◆ TASK DIRECTIONS
Gather up the lines that contain "type".

◆ DATASET RECORDS
════════════════
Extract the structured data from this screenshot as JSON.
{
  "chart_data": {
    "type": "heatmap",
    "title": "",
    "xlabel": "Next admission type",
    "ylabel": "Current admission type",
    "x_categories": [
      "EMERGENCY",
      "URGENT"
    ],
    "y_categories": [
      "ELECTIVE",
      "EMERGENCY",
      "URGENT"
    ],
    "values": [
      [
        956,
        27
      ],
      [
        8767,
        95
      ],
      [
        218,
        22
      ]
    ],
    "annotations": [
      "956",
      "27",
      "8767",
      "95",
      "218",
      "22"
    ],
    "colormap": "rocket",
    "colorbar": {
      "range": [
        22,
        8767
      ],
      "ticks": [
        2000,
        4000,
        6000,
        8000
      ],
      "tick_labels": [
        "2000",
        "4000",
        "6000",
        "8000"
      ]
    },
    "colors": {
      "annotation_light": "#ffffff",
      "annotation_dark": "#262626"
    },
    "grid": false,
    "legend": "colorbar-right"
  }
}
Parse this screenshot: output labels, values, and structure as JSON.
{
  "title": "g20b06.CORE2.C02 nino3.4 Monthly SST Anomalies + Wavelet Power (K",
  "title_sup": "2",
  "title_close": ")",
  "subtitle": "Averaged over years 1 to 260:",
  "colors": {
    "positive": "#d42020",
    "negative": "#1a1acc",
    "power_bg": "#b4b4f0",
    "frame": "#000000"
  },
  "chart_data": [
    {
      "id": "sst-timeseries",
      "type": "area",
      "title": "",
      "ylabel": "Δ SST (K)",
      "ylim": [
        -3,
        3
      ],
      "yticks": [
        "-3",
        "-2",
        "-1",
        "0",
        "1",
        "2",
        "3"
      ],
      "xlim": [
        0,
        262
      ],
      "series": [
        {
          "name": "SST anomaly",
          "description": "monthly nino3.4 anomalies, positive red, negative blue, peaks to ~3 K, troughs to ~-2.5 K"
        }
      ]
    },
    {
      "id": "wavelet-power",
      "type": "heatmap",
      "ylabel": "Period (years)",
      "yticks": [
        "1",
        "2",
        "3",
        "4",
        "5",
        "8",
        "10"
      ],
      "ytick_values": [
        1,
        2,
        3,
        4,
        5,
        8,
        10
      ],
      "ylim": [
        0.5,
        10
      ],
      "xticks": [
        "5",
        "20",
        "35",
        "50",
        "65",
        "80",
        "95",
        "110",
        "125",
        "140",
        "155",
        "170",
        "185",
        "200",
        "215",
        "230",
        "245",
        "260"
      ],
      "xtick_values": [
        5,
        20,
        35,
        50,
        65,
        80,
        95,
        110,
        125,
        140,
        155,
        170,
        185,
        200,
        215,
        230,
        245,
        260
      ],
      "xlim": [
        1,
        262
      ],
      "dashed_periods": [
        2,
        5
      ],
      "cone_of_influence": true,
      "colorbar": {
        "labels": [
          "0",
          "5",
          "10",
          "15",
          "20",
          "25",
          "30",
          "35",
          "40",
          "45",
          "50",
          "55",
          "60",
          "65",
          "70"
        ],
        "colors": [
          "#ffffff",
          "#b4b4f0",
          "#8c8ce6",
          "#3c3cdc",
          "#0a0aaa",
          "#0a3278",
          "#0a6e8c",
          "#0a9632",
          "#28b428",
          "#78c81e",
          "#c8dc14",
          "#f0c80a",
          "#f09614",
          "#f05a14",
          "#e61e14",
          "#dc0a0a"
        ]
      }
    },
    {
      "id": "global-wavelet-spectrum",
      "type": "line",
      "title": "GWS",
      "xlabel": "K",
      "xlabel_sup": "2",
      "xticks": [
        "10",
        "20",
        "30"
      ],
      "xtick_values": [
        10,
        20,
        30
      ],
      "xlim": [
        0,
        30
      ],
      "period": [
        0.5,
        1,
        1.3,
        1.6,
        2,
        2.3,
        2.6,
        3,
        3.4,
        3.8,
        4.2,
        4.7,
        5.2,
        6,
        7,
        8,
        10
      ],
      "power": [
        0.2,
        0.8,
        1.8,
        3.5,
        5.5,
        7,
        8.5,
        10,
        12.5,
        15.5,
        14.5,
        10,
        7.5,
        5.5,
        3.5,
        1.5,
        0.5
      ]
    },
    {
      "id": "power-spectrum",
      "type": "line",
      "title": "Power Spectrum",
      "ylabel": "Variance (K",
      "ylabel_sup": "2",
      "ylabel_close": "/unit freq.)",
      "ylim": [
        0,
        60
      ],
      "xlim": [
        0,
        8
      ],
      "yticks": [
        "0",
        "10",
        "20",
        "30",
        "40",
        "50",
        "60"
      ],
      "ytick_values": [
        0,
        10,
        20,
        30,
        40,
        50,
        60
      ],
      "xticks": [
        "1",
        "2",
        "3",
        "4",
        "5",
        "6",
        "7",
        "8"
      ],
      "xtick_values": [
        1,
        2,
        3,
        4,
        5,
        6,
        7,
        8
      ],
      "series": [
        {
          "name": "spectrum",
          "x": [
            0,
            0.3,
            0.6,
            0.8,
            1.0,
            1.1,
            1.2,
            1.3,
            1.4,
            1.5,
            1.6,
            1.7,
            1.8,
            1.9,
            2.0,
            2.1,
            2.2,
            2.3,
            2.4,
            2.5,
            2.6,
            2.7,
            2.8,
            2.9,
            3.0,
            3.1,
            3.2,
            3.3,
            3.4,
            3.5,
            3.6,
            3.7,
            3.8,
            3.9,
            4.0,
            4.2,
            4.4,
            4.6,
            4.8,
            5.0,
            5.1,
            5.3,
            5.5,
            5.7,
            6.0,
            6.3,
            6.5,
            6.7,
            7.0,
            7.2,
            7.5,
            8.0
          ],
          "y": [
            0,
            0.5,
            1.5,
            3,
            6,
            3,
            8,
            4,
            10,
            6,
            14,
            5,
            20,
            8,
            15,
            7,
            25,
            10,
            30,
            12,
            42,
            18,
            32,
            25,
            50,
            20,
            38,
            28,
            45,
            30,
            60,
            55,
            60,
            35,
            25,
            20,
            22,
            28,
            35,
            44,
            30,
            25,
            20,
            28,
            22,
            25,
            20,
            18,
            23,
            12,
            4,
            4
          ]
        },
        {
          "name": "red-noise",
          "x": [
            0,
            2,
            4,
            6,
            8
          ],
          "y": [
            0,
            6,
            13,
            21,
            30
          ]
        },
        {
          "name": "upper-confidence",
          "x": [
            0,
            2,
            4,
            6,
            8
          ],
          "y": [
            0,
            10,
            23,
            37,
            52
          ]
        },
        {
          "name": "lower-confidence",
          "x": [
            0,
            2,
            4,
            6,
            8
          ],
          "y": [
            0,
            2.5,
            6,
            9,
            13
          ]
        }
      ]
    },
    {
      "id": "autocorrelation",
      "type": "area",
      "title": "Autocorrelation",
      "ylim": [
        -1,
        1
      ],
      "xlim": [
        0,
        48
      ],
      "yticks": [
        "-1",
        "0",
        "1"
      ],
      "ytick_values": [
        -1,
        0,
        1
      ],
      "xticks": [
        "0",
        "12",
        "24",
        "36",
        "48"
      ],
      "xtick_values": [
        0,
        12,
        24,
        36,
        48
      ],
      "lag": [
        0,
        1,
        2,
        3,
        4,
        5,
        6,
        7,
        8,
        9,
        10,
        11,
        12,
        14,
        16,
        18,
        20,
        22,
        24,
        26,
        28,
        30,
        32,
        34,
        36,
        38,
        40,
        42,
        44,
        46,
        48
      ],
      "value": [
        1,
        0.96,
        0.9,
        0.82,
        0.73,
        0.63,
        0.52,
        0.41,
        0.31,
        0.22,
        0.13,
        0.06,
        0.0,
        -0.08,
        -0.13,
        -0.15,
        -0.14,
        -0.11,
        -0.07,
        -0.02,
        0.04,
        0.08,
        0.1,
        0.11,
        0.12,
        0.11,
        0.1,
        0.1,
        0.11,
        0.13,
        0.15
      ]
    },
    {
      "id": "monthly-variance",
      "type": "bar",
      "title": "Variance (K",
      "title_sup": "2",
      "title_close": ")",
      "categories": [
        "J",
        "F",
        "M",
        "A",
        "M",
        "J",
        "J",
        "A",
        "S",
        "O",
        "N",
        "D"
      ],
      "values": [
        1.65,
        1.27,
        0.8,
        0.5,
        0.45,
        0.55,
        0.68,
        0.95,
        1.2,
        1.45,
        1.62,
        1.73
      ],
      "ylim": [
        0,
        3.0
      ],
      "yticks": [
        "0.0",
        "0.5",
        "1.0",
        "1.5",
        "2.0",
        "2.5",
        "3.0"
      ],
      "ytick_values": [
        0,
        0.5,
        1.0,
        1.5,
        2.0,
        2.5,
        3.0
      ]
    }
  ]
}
════════════════
◆ RESPONSE TO THE EXERCISE
    "type": "heatmap",
    "xlabel": "Next admission type",
    "ylabel": "Current admission type",
      "type": "area",
      "type": "heatmap",
      "type": "line",
      "type": "line",
      "type": "area",
      "type": "bar",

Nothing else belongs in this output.